Goal of the exercise. Keep the pictures out of the copy and print all the entries below exactly.

Dataset entries.
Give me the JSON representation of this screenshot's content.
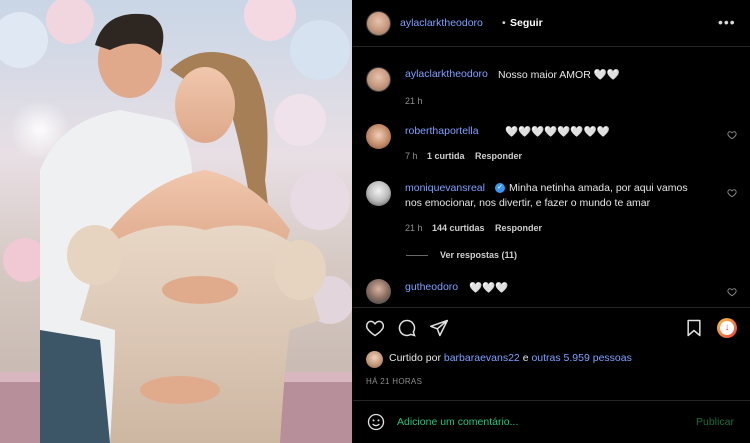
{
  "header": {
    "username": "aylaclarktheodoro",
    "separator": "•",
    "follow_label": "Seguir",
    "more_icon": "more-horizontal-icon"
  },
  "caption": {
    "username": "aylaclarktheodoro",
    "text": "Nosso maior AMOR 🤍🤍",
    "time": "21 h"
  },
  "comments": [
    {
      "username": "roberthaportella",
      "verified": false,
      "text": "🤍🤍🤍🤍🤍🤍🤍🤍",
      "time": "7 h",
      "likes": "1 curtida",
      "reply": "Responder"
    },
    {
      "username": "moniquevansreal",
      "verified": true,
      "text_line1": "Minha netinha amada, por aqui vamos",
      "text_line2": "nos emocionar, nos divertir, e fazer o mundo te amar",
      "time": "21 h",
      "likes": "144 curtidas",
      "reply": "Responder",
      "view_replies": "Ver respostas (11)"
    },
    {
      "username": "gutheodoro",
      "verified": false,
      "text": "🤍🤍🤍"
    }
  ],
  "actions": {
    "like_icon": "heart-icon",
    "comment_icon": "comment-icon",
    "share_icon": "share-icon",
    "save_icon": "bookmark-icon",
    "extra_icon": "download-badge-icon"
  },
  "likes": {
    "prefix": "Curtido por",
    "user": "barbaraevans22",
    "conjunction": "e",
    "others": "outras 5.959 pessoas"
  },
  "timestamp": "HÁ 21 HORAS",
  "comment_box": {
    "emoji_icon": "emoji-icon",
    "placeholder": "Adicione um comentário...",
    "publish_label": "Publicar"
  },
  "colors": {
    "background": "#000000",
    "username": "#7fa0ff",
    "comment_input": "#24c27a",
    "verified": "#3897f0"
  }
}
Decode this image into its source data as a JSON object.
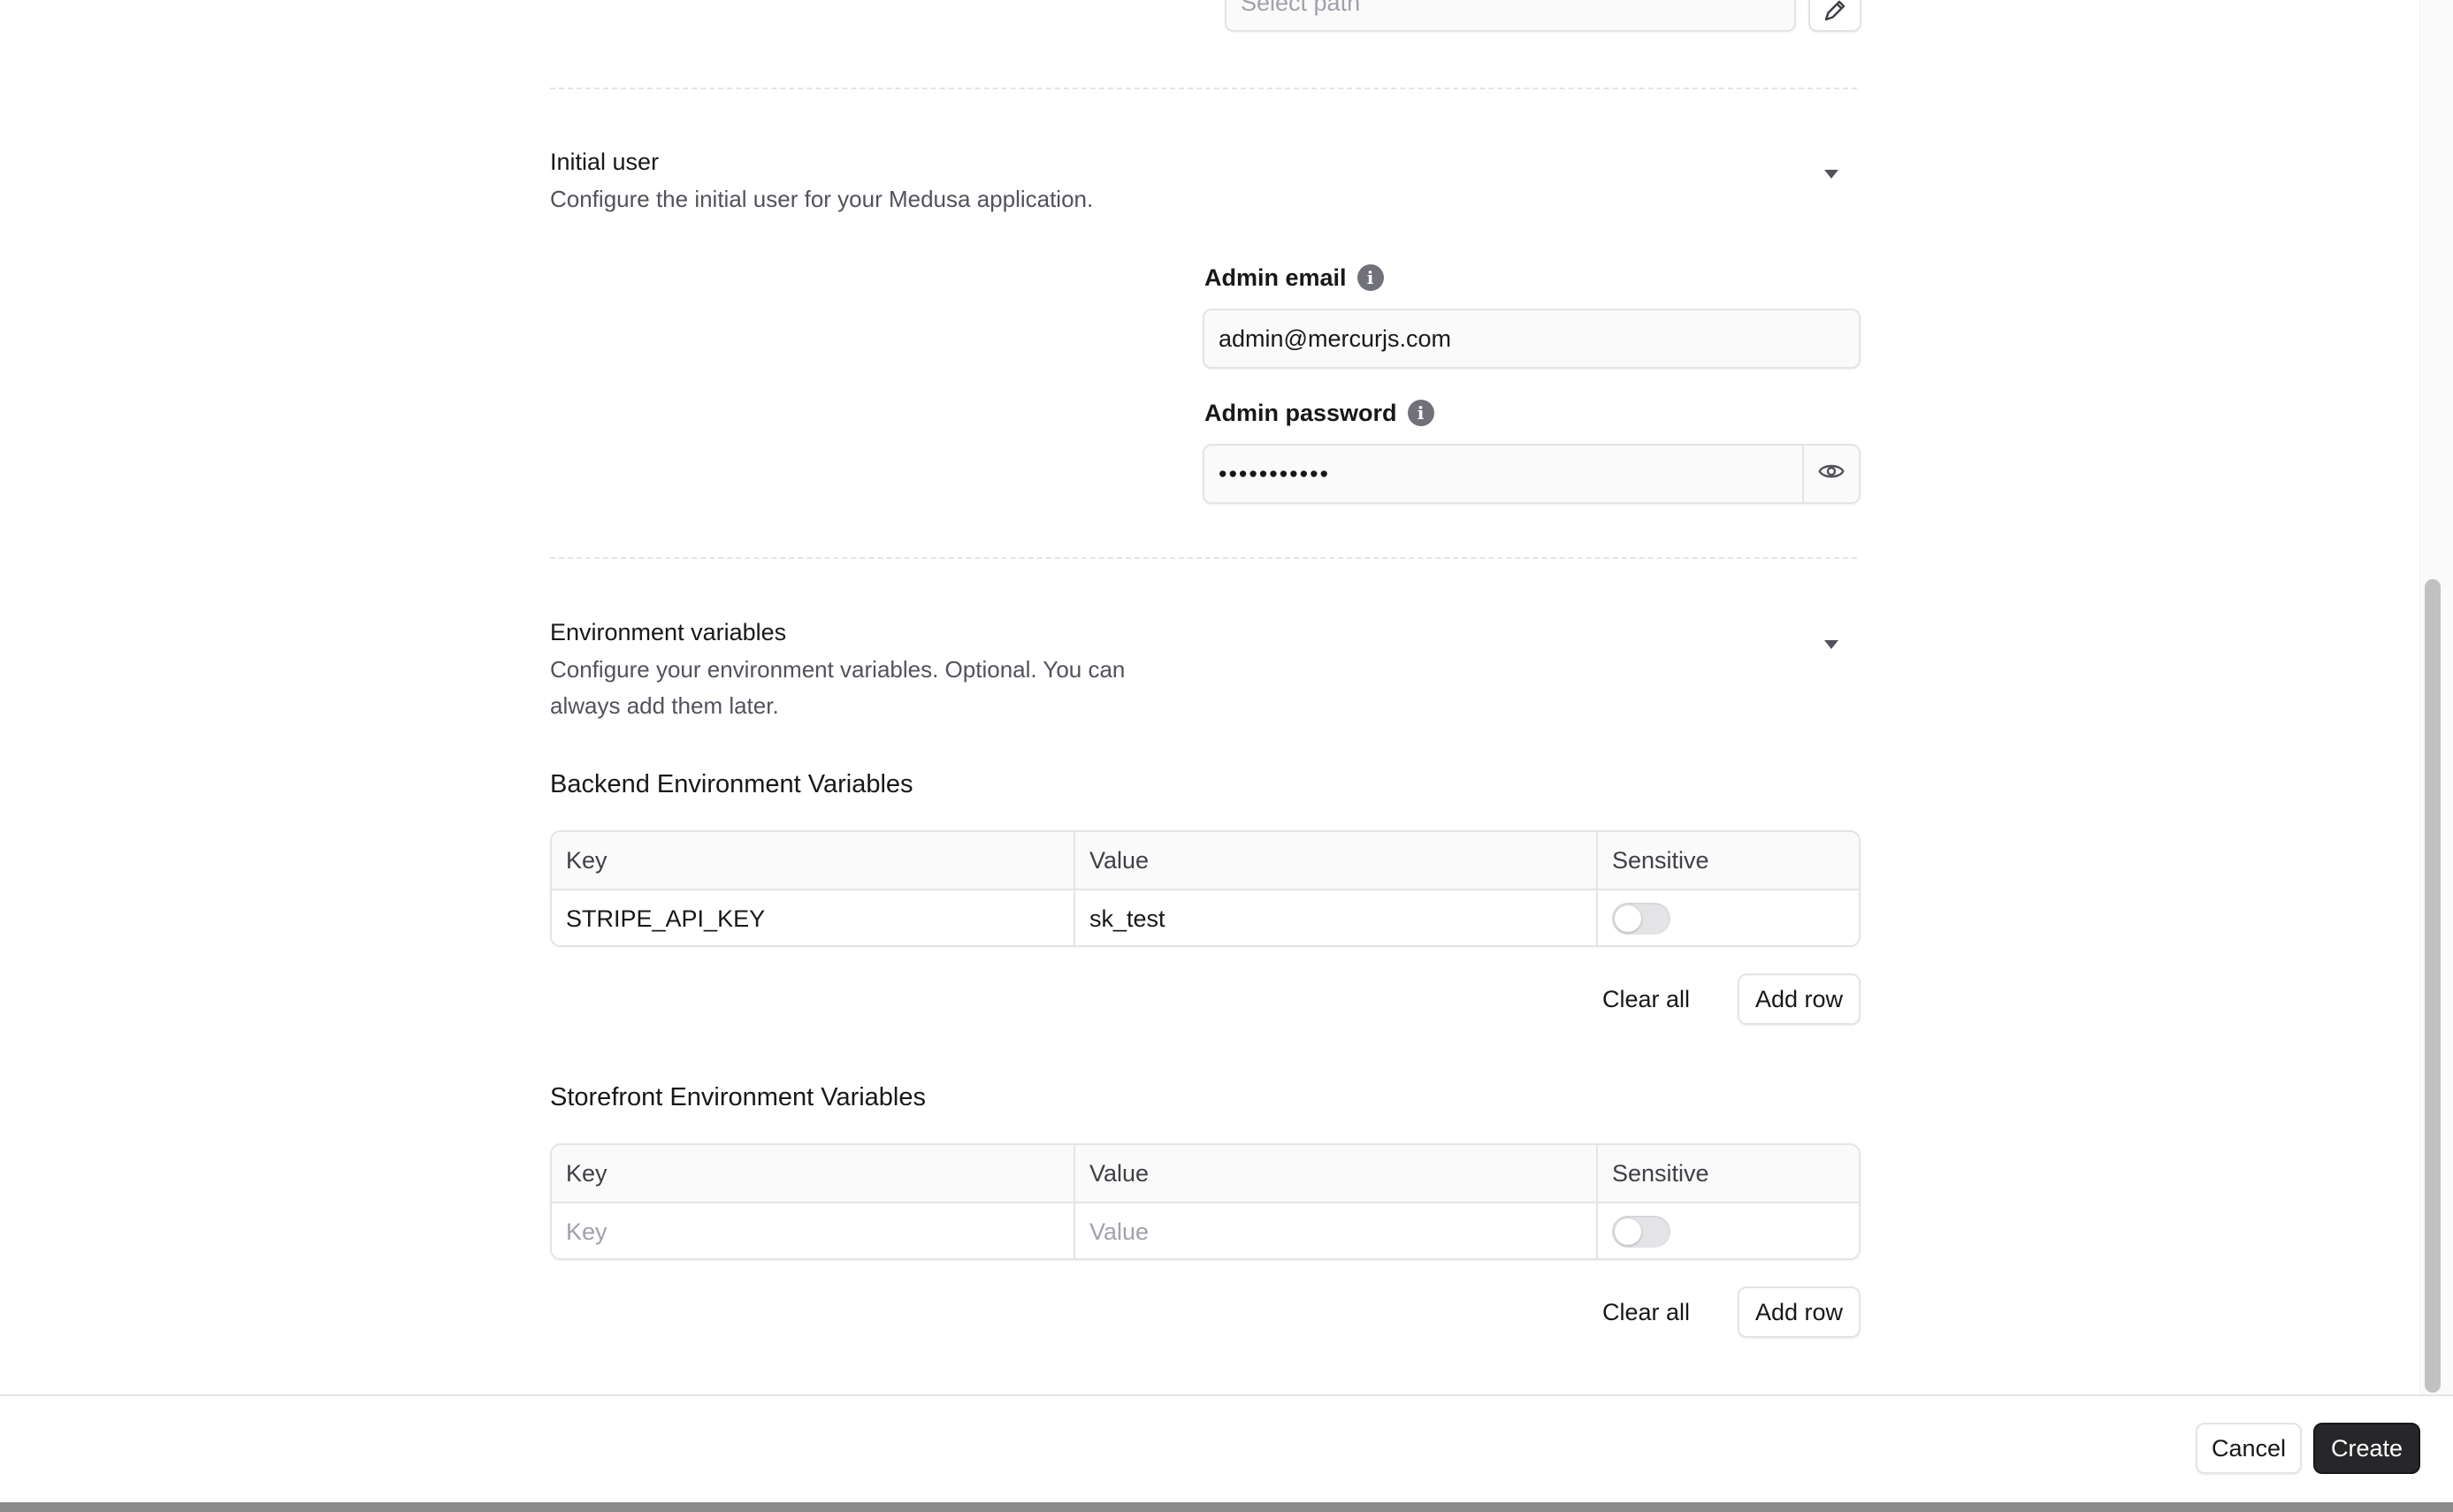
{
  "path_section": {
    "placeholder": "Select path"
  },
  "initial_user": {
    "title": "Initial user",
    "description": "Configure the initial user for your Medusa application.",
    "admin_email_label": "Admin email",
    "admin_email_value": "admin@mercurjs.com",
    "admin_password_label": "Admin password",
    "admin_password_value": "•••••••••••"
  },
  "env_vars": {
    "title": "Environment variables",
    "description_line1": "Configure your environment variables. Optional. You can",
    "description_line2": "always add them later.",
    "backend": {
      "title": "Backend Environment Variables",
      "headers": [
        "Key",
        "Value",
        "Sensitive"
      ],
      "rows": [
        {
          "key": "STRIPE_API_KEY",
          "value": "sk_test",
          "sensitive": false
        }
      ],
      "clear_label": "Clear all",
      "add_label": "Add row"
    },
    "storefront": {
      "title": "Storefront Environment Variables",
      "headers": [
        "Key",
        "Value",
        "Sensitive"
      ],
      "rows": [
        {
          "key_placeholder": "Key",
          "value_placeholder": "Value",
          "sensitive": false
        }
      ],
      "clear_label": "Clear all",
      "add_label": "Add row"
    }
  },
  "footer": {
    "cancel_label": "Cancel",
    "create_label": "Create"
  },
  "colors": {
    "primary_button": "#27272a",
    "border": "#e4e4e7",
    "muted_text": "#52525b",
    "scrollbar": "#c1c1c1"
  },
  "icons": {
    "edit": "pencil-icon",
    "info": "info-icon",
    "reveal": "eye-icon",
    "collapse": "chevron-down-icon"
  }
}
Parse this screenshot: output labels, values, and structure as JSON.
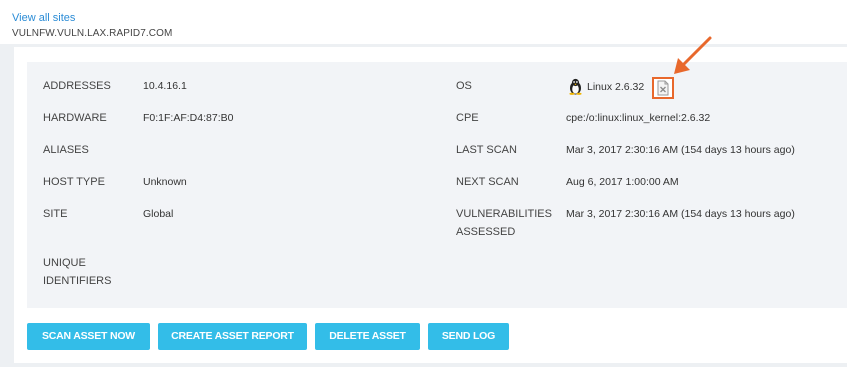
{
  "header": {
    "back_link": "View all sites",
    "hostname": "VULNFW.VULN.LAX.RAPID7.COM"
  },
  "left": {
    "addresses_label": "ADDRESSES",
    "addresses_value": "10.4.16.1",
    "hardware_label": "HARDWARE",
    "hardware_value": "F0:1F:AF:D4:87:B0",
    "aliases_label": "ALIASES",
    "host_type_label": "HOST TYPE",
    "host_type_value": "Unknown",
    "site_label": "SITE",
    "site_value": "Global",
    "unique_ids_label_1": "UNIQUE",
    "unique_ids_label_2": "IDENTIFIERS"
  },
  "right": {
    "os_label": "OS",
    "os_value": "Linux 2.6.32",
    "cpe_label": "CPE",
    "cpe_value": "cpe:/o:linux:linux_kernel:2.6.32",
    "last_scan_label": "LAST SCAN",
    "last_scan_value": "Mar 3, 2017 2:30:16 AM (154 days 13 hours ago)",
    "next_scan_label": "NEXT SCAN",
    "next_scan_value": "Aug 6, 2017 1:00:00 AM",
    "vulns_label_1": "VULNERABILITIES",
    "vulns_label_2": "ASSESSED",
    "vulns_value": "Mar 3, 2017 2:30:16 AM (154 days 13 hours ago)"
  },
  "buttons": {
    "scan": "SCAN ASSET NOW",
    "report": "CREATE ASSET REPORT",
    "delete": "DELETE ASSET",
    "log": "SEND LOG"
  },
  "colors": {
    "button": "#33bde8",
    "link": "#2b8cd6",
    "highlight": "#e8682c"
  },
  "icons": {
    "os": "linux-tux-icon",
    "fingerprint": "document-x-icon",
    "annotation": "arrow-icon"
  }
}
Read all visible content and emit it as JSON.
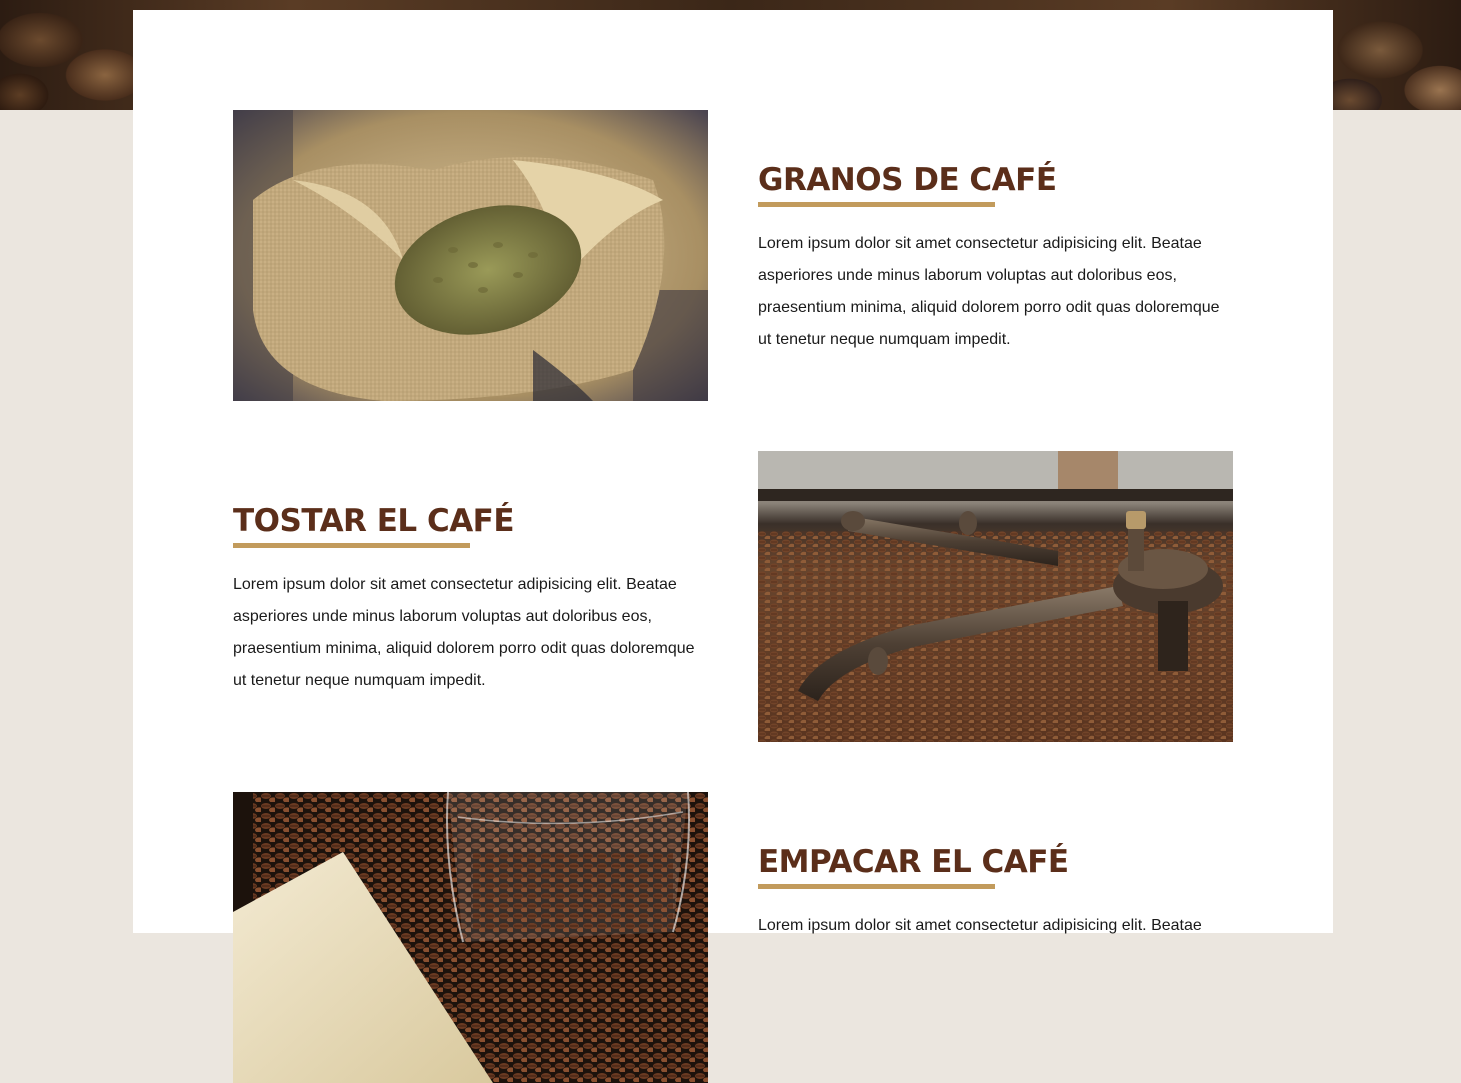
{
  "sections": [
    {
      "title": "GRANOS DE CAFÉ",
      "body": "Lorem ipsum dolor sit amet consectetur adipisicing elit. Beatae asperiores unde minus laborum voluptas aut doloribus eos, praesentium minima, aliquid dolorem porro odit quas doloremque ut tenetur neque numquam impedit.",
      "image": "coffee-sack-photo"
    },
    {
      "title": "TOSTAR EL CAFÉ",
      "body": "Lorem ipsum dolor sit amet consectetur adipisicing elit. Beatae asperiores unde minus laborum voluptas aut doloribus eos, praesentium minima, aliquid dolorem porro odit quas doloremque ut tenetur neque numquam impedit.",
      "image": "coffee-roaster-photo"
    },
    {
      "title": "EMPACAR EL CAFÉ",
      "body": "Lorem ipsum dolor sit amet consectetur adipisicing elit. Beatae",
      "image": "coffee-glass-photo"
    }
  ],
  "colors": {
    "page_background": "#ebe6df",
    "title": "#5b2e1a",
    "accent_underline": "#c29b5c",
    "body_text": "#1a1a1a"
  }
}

Output for this task.
Give me the JSON representation of this screenshot's content.
{
  "header": {
    "username": "aylaclarktheodoro",
    "separator": "•",
    "follow_label": "Seguir",
    "more_icon": "more-horizontal-icon"
  },
  "caption": {
    "username": "aylaclarktheodoro",
    "text": "Nosso maior AMOR 🤍🤍",
    "time": "21 h"
  },
  "comments": [
    {
      "username": "roberthaportella",
      "verified": false,
      "text": "🤍🤍🤍🤍🤍🤍🤍🤍",
      "time": "7 h",
      "likes": "1 curtida",
      "reply": "Responder"
    },
    {
      "username": "moniquevansreal",
      "verified": true,
      "text_line1": "Minha netinha amada, por aqui vamos",
      "text_line2": "nos emocionar, nos divertir, e fazer o mundo te amar",
      "time": "21 h",
      "likes": "144 curtidas",
      "reply": "Responder",
      "view_replies": "Ver respostas (11)"
    },
    {
      "username": "gutheodoro",
      "verified": false,
      "text": "🤍🤍🤍"
    }
  ],
  "actions": {
    "like_icon": "heart-icon",
    "comment_icon": "comment-icon",
    "share_icon": "share-icon",
    "save_icon": "bookmark-icon",
    "extra_icon": "download-badge-icon"
  },
  "likes": {
    "prefix": "Curtido por",
    "user": "barbaraevans22",
    "conjunction": "e",
    "others": "outras 5.959 pessoas"
  },
  "timestamp": "HÁ 21 HORAS",
  "comment_box": {
    "emoji_icon": "emoji-icon",
    "placeholder": "Adicione um comentário...",
    "publish_label": "Publicar"
  },
  "colors": {
    "background": "#000000",
    "username": "#7fa0ff",
    "comment_input": "#24c27a",
    "verified": "#3897f0"
  }
}
Decode this image into its source data as a JSON object.
{
  "path_section": {
    "placeholder": "Select path"
  },
  "initial_user": {
    "title": "Initial user",
    "description": "Configure the initial user for your Medusa application.",
    "admin_email_label": "Admin email",
    "admin_email_value": "admin@mercurjs.com",
    "admin_password_label": "Admin password",
    "admin_password_value": "•••••••••••"
  },
  "env_vars": {
    "title": "Environment variables",
    "description_line1": "Configure your environment variables. Optional. You can",
    "description_line2": "always add them later.",
    "backend": {
      "title": "Backend Environment Variables",
      "headers": [
        "Key",
        "Value",
        "Sensitive"
      ],
      "rows": [
        {
          "key": "STRIPE_API_KEY",
          "value": "sk_test",
          "sensitive": false
        }
      ],
      "clear_label": "Clear all",
      "add_label": "Add row"
    },
    "storefront": {
      "title": "Storefront Environment Variables",
      "headers": [
        "Key",
        "Value",
        "Sensitive"
      ],
      "rows": [
        {
          "key_placeholder": "Key",
          "value_placeholder": "Value",
          "sensitive": false
        }
      ],
      "clear_label": "Clear all",
      "add_label": "Add row"
    }
  },
  "footer": {
    "cancel_label": "Cancel",
    "create_label": "Create"
  },
  "colors": {
    "primary_button": "#27272a",
    "border": "#e4e4e7",
    "muted_text": "#52525b",
    "scrollbar": "#c1c1c1"
  },
  "icons": {
    "edit": "pencil-icon",
    "info": "info-icon",
    "reveal": "eye-icon",
    "collapse": "chevron-down-icon"
  }
}
Parse this screenshot: output labels, values, and structure as JSON.
{
  "header": {
    "back_link": "View all sites",
    "hostname": "VULNFW.VULN.LAX.RAPID7.COM"
  },
  "left": {
    "addresses_label": "ADDRESSES",
    "addresses_value": "10.4.16.1",
    "hardware_label": "HARDWARE",
    "hardware_value": "F0:1F:AF:D4:87:B0",
    "aliases_label": "ALIASES",
    "host_type_label": "HOST TYPE",
    "host_type_value": "Unknown",
    "site_label": "SITE",
    "site_value": "Global",
    "unique_ids_label_1": "UNIQUE",
    "unique_ids_label_2": "IDENTIFIERS"
  },
  "right": {
    "os_label": "OS",
    "os_value": "Linux 2.6.32",
    "cpe_label": "CPE",
    "cpe_value": "cpe:/o:linux:linux_kernel:2.6.32",
    "last_scan_label": "LAST SCAN",
    "last_scan_value": "Mar 3, 2017 2:30:16 AM (154 days 13 hours ago)",
    "next_scan_label": "NEXT SCAN",
    "next_scan_value": "Aug 6, 2017 1:00:00 AM",
    "vulns_label_1": "VULNERABILITIES",
    "vulns_label_2": "ASSESSED",
    "vulns_value": "Mar 3, 2017 2:30:16 AM (154 days 13 hours ago)"
  },
  "buttons": {
    "scan": "SCAN ASSET NOW",
    "report": "CREATE ASSET REPORT",
    "delete": "DELETE ASSET",
    "log": "SEND LOG"
  },
  "colors": {
    "button": "#33bde8",
    "link": "#2b8cd6",
    "highlight": "#e8682c"
  },
  "icons": {
    "os": "linux-tux-icon",
    "fingerprint": "document-x-icon",
    "annotation": "arrow-icon"
  }
}
Read all visible content and emit it as JSON.
{
  "sections": [
    {
      "title": "GRANOS DE CAFÉ",
      "body": "Lorem ipsum dolor sit amet consectetur adipisicing elit. Beatae asperiores unde minus laborum voluptas aut doloribus eos, praesentium minima, aliquid dolorem porro odit quas doloremque ut tenetur neque numquam impedit.",
      "image": "coffee-sack-photo"
    },
    {
      "title": "TOSTAR EL CAFÉ",
      "body": "Lorem ipsum dolor sit amet consectetur adipisicing elit. Beatae asperiores unde minus laborum voluptas aut doloribus eos, praesentium minima, aliquid dolorem porro odit quas doloremque ut tenetur neque numquam impedit.",
      "image": "coffee-roaster-photo"
    },
    {
      "title": "EMPACAR EL CAFÉ",
      "body": "Lorem ipsum dolor sit amet consectetur adipisicing elit. Beatae",
      "image": "coffee-glass-photo"
    }
  ],
  "colors": {
    "page_background": "#ebe6df",
    "title": "#5b2e1a",
    "accent_underline": "#c29b5c",
    "body_text": "#1a1a1a"
  }
}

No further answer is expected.